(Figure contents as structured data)
───

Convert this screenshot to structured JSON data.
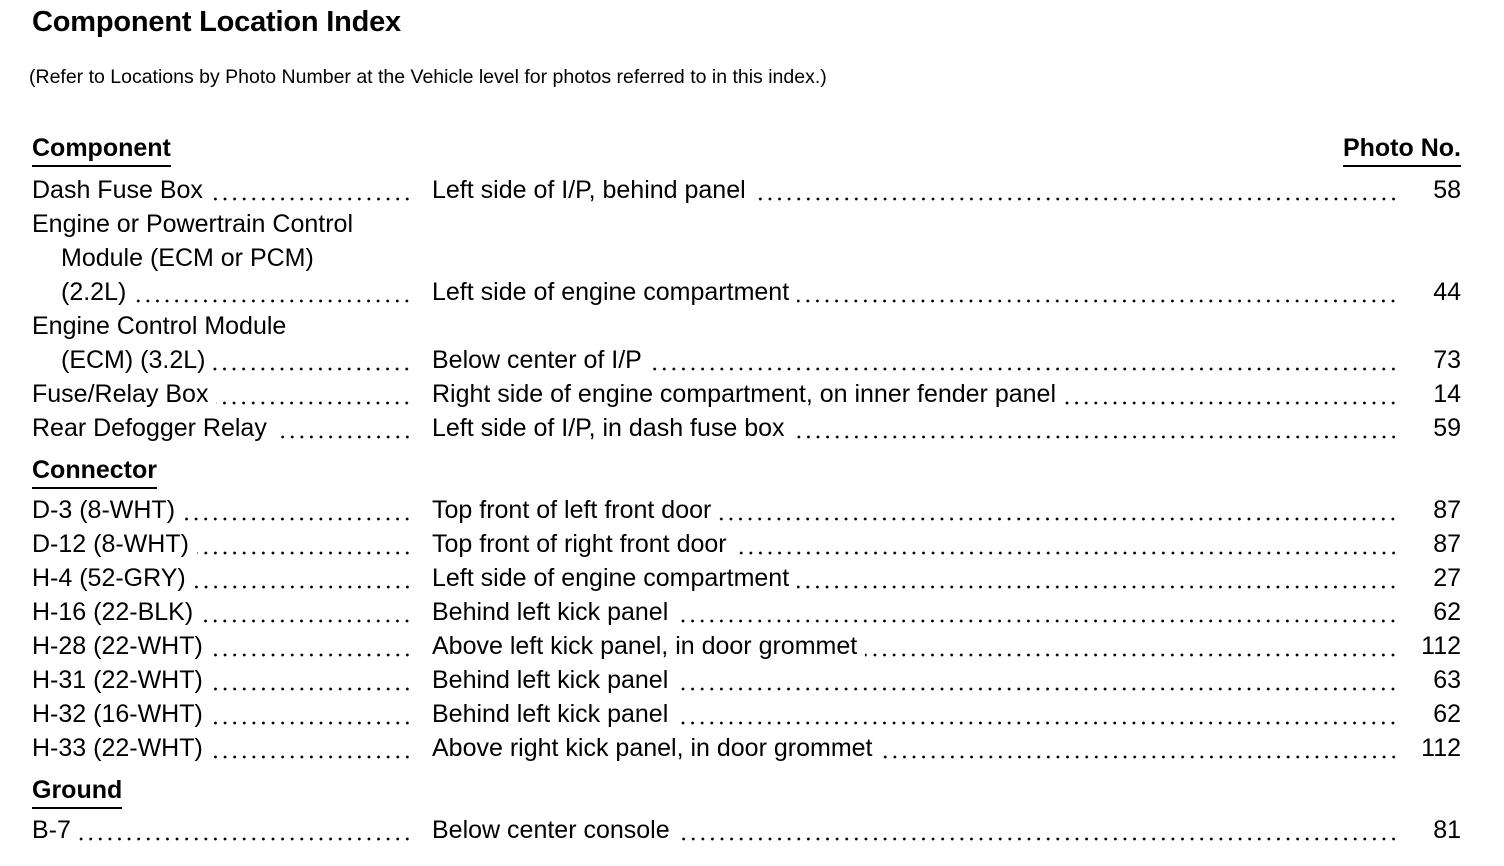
{
  "title": "Component Location Index",
  "subtitle": "(Refer to Locations by Photo Number at the Vehicle level for photos referred to in this index.)",
  "photo_header": "Photo No.",
  "sections": [
    {
      "heading": "Component",
      "rows": [
        {
          "component": [
            "Dash Fuse Box"
          ],
          "location": "Left side of I/P, behind panel",
          "photo": "58"
        },
        {
          "component": [
            "Engine or Powertrain Control",
            "Module (ECM or PCM)",
            "(2.2L)"
          ],
          "location": "Left side of engine compartment",
          "photo": "44"
        },
        {
          "component": [
            "Engine Control Module",
            "(ECM) (3.2L)"
          ],
          "location": "Below center of I/P",
          "photo": "73"
        },
        {
          "component": [
            "Fuse/Relay Box"
          ],
          "location": "Right side of engine compartment, on inner fender panel",
          "photo": "14"
        },
        {
          "component": [
            "Rear Defogger Relay"
          ],
          "location": "Left side of I/P, in dash fuse box",
          "photo": "59"
        }
      ]
    },
    {
      "heading": "Connector",
      "rows": [
        {
          "component": [
            "D-3 (8-WHT)"
          ],
          "location": "Top front of left front door",
          "photo": "87"
        },
        {
          "component": [
            "D-12 (8-WHT)"
          ],
          "location": "Top front of right front door",
          "photo": "87"
        },
        {
          "component": [
            "H-4 (52-GRY)"
          ],
          "location": "Left side of engine compartment",
          "photo": "27"
        },
        {
          "component": [
            "H-16 (22-BLK)"
          ],
          "location": "Behind left kick panel",
          "photo": "62"
        },
        {
          "component": [
            "H-28 (22-WHT)"
          ],
          "location": "Above left kick panel, in door grommet",
          "photo": "112"
        },
        {
          "component": [
            "H-31 (22-WHT)"
          ],
          "location": "Behind left kick panel",
          "photo": "63"
        },
        {
          "component": [
            "H-32 (16-WHT)"
          ],
          "location": "Behind left kick panel",
          "photo": "62"
        },
        {
          "component": [
            "H-33 (22-WHT)"
          ],
          "location": "Above right kick panel, in door grommet",
          "photo": "112"
        }
      ]
    },
    {
      "heading": "Ground",
      "rows": [
        {
          "component": [
            "B-7"
          ],
          "location": "Below center console",
          "photo": "81"
        }
      ]
    }
  ]
}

───

Make an exact copy of all the material, but keep the pictures out of it.

Convert this screenshot to structured JSON data.
{
  "title": "Component Location Index",
  "subtitle": "(Refer to Locations by Photo Number at the Vehicle level for photos referred to in this index.)",
  "photo_header": "Photo No.",
  "sections": [
    {
      "heading": "Component",
      "rows": [
        {
          "component": [
            "Dash Fuse Box"
          ],
          "location": "Left side of I/P, behind panel",
          "photo": "58"
        },
        {
          "component": [
            "Engine or Powertrain Control",
            "Module (ECM or PCM)",
            "(2.2L)"
          ],
          "location": "Left side of engine compartment",
          "photo": "44"
        },
        {
          "component": [
            "Engine Control Module",
            "(ECM) (3.2L)"
          ],
          "location": "Below center of I/P",
          "photo": "73"
        },
        {
          "component": [
            "Fuse/Relay Box"
          ],
          "location": "Right side of engine compartment, on inner fender panel",
          "photo": "14"
        },
        {
          "component": [
            "Rear Defogger Relay"
          ],
          "location": "Left side of I/P, in dash fuse box",
          "photo": "59"
        }
      ]
    },
    {
      "heading": "Connector",
      "rows": [
        {
          "component": [
            "D-3 (8-WHT)"
          ],
          "location": "Top front of left front door",
          "photo": "87"
        },
        {
          "component": [
            "D-12 (8-WHT)"
          ],
          "location": "Top front of right front door",
          "photo": "87"
        },
        {
          "component": [
            "H-4 (52-GRY)"
          ],
          "location": "Left side of engine compartment",
          "photo": "27"
        },
        {
          "component": [
            "H-16 (22-BLK)"
          ],
          "location": "Behind left kick panel",
          "photo": "62"
        },
        {
          "component": [
            "H-28 (22-WHT)"
          ],
          "location": "Above left kick panel, in door grommet",
          "photo": "112"
        },
        {
          "component": [
            "H-31 (22-WHT)"
          ],
          "location": "Behind left kick panel",
          "photo": "63"
        },
        {
          "component": [
            "H-32 (16-WHT)"
          ],
          "location": "Behind left kick panel",
          "photo": "62"
        },
        {
          "component": [
            "H-33 (22-WHT)"
          ],
          "location": "Above right kick panel, in door grommet",
          "photo": "112"
        }
      ]
    },
    {
      "heading": "Ground",
      "rows": [
        {
          "component": [
            "B-7"
          ],
          "location": "Below center console",
          "photo": "81"
        }
      ]
    }
  ]
}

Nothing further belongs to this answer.